[Materials provided]
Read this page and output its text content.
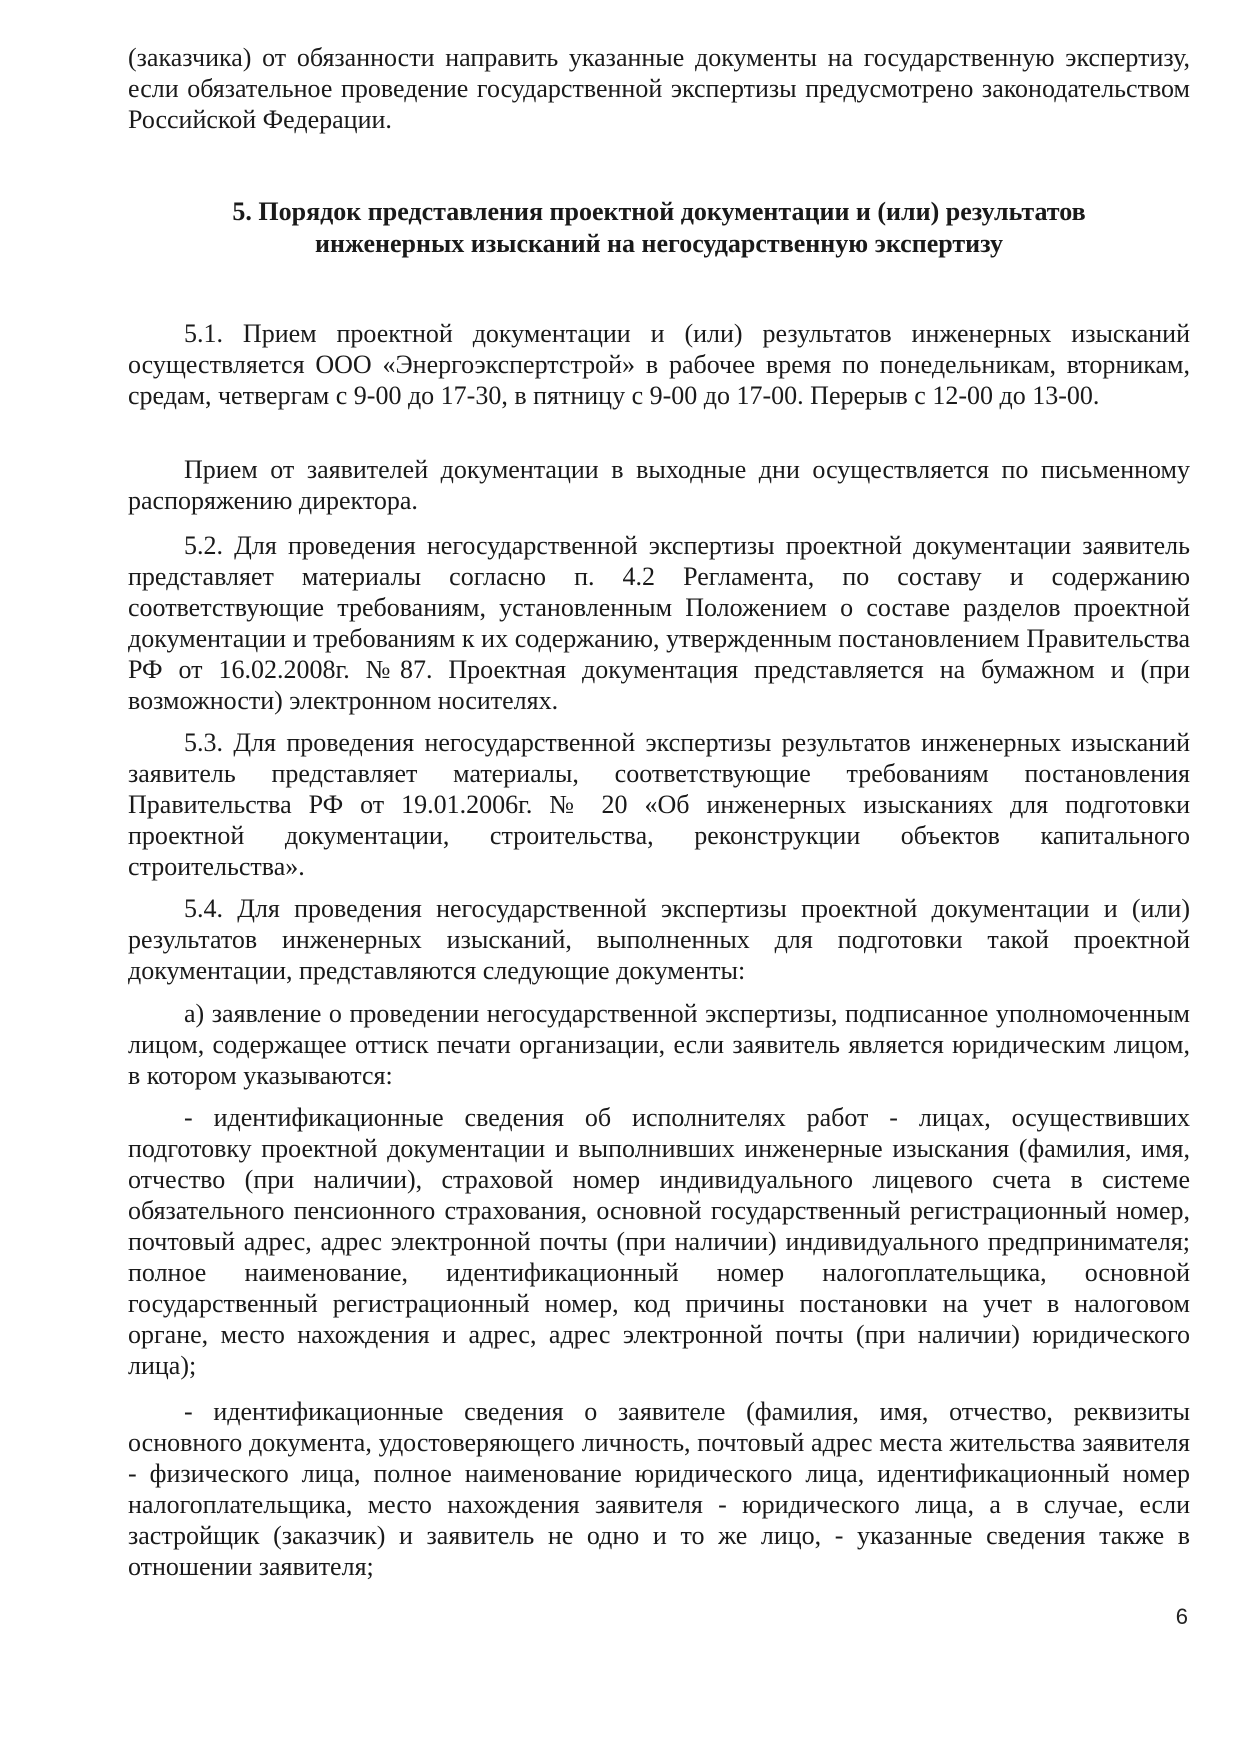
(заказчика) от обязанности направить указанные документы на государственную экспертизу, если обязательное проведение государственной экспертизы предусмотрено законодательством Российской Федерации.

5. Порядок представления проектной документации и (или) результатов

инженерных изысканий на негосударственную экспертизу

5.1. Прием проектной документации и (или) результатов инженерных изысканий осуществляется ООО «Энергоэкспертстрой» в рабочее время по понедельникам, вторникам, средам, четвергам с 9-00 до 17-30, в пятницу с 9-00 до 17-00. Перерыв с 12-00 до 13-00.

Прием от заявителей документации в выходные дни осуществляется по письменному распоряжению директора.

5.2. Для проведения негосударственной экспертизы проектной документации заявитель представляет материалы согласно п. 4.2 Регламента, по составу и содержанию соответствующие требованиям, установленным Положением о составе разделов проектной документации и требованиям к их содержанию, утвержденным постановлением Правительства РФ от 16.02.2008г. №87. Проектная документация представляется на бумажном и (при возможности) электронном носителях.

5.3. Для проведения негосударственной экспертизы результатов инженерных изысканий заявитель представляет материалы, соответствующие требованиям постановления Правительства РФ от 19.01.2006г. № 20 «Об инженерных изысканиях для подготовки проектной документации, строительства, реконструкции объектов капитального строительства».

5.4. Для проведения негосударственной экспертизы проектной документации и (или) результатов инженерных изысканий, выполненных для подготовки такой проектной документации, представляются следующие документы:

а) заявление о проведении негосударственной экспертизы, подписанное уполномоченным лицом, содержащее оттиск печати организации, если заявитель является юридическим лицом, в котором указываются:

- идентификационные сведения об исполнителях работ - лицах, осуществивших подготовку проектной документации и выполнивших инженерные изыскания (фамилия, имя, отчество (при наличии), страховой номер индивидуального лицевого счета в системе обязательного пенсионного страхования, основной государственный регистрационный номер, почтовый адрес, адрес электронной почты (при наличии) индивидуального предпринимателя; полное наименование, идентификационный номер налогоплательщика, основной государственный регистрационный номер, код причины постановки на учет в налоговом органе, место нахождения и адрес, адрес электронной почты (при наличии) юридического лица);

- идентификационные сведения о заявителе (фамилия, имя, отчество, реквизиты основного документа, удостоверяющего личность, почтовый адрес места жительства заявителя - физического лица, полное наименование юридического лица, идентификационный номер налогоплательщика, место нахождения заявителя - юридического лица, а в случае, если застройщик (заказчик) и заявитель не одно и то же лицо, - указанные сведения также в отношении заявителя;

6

[Given instruction]
Extract all lines that hold the word "экспертизу".

[Correct answer]
(заказчика) от обязанности направить указанные документы на государственную экспертизу, если обязательное проведение государственной экспертизы предусмотрено законодательством Российской Федерации.
инженерных изысканий на негосударственную экспертизу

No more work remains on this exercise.